STUDY TEXT.
* * * * * * * * *

Assessing the causal association between 731 immunophenotypes and the risk of colorectal cancer: a Mendelian randomization study.

BACKGROUND

Emerging research suggested a potential role of immune cells in colorectal cancer (CRC) development. However, the causal relationship between immune phenotypes and CRC remains elusive. Hence, this two-sample Mendelian randomization (MR) study aimed to explore the causal association.

METHODS

In this study, a bidirectional, two-sample MR analysis and multivariate MR was conducted, leveraging public genetic data. Four types of immune phenotypes were employed. A comprehensive sensitivity analysis was carried out to validate the robustness, heterogeneity, and horizontal pleiotropy of the results, with Bonferroni correction applied for accurate interpretation.

* * * * * * * * *

Stored records
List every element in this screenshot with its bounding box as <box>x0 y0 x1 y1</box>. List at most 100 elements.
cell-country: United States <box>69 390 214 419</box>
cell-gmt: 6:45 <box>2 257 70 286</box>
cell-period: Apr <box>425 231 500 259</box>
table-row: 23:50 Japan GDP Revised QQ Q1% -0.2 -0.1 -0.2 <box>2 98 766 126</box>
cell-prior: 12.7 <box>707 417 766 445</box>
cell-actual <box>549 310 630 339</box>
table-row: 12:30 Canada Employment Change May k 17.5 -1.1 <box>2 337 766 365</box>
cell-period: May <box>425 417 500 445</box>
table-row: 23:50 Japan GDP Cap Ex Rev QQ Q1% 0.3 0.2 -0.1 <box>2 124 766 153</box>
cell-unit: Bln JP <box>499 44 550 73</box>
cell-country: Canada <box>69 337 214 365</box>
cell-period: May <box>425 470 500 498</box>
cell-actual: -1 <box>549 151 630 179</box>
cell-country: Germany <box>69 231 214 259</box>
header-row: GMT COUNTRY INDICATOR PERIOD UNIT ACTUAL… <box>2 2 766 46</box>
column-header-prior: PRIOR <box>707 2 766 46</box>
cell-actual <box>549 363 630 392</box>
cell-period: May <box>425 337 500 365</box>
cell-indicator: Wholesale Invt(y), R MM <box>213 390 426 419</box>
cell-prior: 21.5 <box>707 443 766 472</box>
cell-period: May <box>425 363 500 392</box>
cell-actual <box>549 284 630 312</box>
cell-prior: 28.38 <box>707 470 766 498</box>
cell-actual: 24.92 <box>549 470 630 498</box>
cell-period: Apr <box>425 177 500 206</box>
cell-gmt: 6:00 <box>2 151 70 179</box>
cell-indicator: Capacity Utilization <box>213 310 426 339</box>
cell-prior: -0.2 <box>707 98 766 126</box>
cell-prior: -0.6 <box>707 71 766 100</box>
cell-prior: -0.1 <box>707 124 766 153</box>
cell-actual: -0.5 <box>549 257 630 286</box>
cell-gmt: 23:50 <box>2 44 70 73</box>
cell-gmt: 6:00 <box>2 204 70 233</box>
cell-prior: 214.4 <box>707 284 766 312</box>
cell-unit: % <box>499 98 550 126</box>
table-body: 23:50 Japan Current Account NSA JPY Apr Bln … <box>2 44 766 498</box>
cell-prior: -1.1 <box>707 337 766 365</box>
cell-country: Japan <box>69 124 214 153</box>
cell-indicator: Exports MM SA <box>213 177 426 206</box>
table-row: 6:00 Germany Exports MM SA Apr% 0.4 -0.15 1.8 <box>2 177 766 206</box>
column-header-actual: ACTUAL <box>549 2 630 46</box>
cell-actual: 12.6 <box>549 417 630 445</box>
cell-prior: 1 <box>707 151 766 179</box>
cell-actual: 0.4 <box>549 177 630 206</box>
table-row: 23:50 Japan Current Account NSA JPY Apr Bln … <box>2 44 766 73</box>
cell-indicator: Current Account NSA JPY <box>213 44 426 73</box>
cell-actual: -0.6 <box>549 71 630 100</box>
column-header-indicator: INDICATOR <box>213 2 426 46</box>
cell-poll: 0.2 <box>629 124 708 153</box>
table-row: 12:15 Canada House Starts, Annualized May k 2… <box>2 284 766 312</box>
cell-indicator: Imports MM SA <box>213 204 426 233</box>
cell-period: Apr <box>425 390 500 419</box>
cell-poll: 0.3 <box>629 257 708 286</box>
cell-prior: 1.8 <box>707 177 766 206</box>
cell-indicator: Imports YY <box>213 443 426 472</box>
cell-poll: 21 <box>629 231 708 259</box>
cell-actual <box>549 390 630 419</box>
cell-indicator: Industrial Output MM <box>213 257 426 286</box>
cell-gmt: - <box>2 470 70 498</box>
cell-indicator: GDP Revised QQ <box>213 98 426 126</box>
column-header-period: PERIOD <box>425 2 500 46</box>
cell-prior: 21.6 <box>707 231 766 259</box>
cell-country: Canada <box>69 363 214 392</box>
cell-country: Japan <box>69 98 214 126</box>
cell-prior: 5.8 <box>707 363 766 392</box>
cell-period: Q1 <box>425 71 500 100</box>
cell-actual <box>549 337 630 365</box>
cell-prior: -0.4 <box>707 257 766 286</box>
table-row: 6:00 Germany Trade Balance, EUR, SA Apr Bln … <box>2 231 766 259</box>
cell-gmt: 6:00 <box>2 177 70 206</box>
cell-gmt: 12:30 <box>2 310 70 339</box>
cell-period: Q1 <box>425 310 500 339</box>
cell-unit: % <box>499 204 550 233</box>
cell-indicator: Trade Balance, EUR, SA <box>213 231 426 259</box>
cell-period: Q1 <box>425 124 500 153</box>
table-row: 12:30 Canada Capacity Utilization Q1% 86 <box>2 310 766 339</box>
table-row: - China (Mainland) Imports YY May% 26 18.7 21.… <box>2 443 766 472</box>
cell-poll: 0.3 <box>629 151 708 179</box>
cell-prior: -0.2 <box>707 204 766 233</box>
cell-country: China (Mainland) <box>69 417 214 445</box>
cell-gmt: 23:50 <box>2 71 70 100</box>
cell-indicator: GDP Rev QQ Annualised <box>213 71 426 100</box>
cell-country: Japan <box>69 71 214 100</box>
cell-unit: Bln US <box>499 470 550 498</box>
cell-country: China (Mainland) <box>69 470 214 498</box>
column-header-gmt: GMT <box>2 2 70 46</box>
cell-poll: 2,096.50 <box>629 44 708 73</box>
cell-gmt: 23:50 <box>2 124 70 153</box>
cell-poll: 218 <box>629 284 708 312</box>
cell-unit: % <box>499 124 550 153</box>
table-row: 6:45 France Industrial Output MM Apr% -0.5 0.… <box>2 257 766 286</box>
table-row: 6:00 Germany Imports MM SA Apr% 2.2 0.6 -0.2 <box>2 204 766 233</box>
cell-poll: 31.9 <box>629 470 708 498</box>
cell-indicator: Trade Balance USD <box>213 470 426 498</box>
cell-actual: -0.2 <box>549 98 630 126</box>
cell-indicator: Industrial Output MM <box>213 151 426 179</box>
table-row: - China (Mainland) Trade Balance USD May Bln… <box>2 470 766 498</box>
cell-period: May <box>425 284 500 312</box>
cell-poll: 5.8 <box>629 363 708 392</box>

* * * * * * * * *

TASK A. According to the Mendelian randomization abstract, how many types of immune phenotypes were employed?
TASK B. Using the Mendelian randomization abstract, explain why the study set out to explore the causal association between immune phenotypes and colorectal cancer.
TASK C. Please repeat word for word the part of the Mendelian randomization abstract that opens with the words containing "In this study, a" and closes with "for accurate interpretation.".
The listing plays no part in this work.

RESPONSE A. Four types of immune phenotypes were employed.

RESPONSE B. Emerging research suggested that immune cells might play a role in colorectal cancer development, but the causal relationship between immune phenotypes and CRC remained elusive. The two-sample MR study was therefore designed to explore that causal association.

RESPONSE C.
In this study, a bidirectional, two-sample MR analysis and multivariate MR was conducted, leveraging public genetic data. Four types of immune phenotypes were employed. A comprehensive sensitivity analysis was carried out to validate the robustness, heterogeneity, and horizontal pleiotropy of the results, with Bonferroni correction applied for accurate interpretation.